**Excerpted passage**:
########################################

Until March 27, 2017, "the Commissioner's regulations [that apply to this appeal] establish[ed] a hierarchy of acceptable medical source opinions[.]" Snell v. Comm'r of Soc. Sec., No. 3:12-cv-119, 2013 WL 372032, at *9 (S.D. Ohio Jan. 30, 2013). In descending order, these medical source opinions are: (1) treaters; (2) examiners; and (3) record reviewers. Id. Under the regulations in effect prior to March 27, 2017, the opinions of treaters are entitled to the greatest deference because they "are likely to be . . . most able to provide a detailed, longitudinal picture of [a claimant's] medical impairment(s) and may bring a unique perspective to the medical evidence that cannot be obtained from the objective medical findings alone or from reports of individual examinations[.]" 20 C.F.R. § 404.1527(c)(2).
A treater's opinion must be given "controlling weight" if "well-supported by medically acceptable clinical and laboratory diagnostic techniques and . . . not inconsistent with the other substantial evidence in [the] case record." LaRiccia v. Comm'r of Soc. Sec., 549 F. App'x 377, 384 (6th Cir. 2013). Even if a treater's opinion is not entitled to controlling weight, "the ALJ must still determine how much weight is appropriate by considering a number of factors, including the length of the treatment relationship and the frequency of examination, the nature and extent of the treatment relationship, supportability of the opinion, consistency of the opinion with the record as a whole, and any specialization of the treating physician." Blakley v. Comm'r of Soc. Sec., 581 F.3d 399, 406 (6th Cir. 2009); see also 20 C.F.R. § 404.1527(c).
In essence, "opinions of a treating source . . . must be analyzed under a two-step process, with care being taken not to conflate the steps." Cadle v. Comm'r of Soc. Sec., No. 5:12-cv-3071, 2013 WL 5173127, at *5 (N.D. Ohio Sept. 12, 2013). Initially, "the opinion must be examined to determine if it is entitled to controlling weight" and "[o]nly if . . . the ALJ does not give controlling weight to the treating physician's opinion is the opinion subjected to another analysis based on the particulars of 20 C.F.R. § 404.1527. Id.
After treaters, "[n]ext in the hierarchy are examining physicians and psychologists, who often see and examine claimants only once." Snell, 2013 WL 372032, at *9.
Record reviewers are afforded the least deference and these "non-examining physicians' opinions are on the lowest rung of the hierarchy of medical source opinions." Id. Put simply, "[t]he regulations provide progressively more rigorous tests for weighing opinions as the ties between the source of the opinion and the individual [claimant] become weaker." Id. (citing SSR 96-6p, 1996 WL 374180, at *2 (July 2, 1996)). In the absence of a controlling treating source opinion, an ALJ must "evaluate all medical opinions" with regard to the factors set forth in 20 C.F.R. § 404.1527(c), i.e., length of treatment history; consistency of the opinion with other evidence; supportability; and specialty or expertise in the medical field related to the individual's impairment(s). Walton v. Comm'r of Soc. Sec., No. 97-2030, 1999 WL 506979, at *2 (6th Cir. June 7, 1999).

########################################

**Requirement**: Please reproduce the passage on weighing medical source opinions from "Record reviewers are" to "June 7, 1999).", word for word.

[Data for document layout analysis]

########################################

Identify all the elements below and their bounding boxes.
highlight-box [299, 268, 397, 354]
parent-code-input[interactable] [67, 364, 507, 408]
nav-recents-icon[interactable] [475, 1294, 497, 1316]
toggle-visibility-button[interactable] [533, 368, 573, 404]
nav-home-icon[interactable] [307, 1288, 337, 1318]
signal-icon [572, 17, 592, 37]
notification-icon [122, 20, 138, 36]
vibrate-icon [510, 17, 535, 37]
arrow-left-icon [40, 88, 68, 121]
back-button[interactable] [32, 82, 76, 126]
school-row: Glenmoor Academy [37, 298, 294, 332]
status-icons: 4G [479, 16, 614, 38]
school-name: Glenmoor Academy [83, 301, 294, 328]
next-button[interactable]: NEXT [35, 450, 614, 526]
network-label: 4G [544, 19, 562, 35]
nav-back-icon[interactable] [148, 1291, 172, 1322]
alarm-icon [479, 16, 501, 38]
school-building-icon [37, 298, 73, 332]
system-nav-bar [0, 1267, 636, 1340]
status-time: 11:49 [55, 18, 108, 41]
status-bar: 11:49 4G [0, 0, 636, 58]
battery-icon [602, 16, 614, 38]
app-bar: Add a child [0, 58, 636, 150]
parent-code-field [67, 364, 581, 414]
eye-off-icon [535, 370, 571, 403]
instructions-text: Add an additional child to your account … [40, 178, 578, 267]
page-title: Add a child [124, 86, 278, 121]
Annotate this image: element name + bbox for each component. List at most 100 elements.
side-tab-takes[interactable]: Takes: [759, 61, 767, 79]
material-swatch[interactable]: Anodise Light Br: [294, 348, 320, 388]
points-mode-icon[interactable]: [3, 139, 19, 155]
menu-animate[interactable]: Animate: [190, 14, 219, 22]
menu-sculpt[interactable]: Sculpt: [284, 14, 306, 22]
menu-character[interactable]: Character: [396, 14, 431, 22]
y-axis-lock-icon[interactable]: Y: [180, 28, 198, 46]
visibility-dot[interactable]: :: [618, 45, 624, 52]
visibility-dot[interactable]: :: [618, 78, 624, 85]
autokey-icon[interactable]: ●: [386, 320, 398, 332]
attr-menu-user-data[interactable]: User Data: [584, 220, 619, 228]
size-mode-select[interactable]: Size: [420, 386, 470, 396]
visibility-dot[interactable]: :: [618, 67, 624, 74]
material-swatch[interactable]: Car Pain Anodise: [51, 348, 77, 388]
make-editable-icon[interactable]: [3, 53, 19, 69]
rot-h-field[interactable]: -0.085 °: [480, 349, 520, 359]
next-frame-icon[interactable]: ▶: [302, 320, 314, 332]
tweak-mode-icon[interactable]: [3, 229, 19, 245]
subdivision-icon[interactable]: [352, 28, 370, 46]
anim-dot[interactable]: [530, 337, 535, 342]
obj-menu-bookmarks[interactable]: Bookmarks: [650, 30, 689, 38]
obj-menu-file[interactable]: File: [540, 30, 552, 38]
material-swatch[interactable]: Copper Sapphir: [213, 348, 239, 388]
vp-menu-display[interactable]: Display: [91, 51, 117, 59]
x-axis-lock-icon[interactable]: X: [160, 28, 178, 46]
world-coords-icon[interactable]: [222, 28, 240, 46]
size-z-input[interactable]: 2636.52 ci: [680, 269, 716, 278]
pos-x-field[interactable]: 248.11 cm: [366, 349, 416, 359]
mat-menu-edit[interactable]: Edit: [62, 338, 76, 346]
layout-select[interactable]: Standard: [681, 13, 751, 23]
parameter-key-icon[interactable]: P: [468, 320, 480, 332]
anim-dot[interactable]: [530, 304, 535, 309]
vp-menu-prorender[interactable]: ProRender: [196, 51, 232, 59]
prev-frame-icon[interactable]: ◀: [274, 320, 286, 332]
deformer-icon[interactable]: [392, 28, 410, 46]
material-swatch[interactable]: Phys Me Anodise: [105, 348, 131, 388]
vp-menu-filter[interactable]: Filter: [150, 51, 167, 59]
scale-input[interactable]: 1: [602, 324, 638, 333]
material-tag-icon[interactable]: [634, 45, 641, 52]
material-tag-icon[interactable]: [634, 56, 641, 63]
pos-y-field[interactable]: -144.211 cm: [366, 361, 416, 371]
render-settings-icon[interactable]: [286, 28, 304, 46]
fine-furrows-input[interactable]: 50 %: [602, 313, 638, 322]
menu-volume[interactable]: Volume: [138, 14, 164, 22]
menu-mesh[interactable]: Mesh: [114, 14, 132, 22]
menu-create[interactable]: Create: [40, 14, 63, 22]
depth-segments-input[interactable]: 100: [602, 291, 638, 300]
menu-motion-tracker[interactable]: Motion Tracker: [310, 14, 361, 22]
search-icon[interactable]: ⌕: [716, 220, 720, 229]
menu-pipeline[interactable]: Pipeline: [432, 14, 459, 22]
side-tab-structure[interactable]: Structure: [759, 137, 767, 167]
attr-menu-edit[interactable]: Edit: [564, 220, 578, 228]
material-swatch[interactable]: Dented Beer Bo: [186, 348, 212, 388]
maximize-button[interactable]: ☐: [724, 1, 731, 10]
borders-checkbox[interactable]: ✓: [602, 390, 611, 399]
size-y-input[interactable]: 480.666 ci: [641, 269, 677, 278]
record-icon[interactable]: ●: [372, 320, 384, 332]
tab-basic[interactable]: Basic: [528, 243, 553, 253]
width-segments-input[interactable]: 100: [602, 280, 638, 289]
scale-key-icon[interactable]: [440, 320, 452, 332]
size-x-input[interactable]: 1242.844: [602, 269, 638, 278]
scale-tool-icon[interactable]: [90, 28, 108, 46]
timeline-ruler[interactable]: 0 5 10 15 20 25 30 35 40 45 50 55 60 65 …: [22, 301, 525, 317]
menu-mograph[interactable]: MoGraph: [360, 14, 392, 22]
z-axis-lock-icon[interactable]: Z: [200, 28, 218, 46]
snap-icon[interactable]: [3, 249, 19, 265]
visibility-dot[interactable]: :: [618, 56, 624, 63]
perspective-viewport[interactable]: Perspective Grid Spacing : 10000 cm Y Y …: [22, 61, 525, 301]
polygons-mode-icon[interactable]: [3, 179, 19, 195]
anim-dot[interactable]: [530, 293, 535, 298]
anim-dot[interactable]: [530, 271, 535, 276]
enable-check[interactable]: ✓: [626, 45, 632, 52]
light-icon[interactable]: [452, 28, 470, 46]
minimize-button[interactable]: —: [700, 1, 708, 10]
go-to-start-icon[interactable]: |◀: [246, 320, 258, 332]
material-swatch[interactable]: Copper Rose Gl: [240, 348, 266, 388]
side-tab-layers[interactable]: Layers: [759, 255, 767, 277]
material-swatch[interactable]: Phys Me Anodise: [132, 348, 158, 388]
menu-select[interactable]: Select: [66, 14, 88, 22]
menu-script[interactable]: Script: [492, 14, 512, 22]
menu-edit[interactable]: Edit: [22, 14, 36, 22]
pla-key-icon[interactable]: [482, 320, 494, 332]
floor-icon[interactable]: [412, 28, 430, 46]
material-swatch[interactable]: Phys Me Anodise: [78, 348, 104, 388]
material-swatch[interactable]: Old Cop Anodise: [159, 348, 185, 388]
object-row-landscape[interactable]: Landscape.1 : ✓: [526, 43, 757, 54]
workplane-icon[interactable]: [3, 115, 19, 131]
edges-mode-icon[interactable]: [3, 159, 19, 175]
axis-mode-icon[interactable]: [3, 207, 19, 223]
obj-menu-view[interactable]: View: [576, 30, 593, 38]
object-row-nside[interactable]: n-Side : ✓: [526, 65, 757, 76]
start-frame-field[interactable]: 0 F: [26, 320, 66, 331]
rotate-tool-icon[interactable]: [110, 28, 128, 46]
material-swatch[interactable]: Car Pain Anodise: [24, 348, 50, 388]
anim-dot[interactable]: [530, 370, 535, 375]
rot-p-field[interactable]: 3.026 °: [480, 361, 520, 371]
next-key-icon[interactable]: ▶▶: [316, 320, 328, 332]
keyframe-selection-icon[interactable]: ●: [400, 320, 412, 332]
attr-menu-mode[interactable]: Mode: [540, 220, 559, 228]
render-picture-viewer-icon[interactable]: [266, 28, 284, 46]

########################################

**Expected answer**:
Record reviewers are afforded the least deference and these "non-examining physicians' opinions are on the lowest rung of the hierarchy of medical source opinions." Id. Put simply, "[t]he regulations provide progressively more rigorous tests for weighing opinions as the ties between the source of the opinion and the individual [claimant] become weaker." Id. (citing SSR 96-6p, 1996 WL 374180, at *2 (July 2, 1996)). In the absence of a controlling treating source opinion, an ALJ must "evaluate all medical opinions" with regard to the factors set forth in 20 C.F.R. § 404.1527(c), i.e., length of treatment history; consistency of the opinion with other evidence; supportability; and specialty or expertise in the medical field related to the individual's impairment(s). Walton v. Comm'r of Soc. Sec., No. 97-2030, 1999 WL 506979, at *2 (6th Cir. June 7, 1999).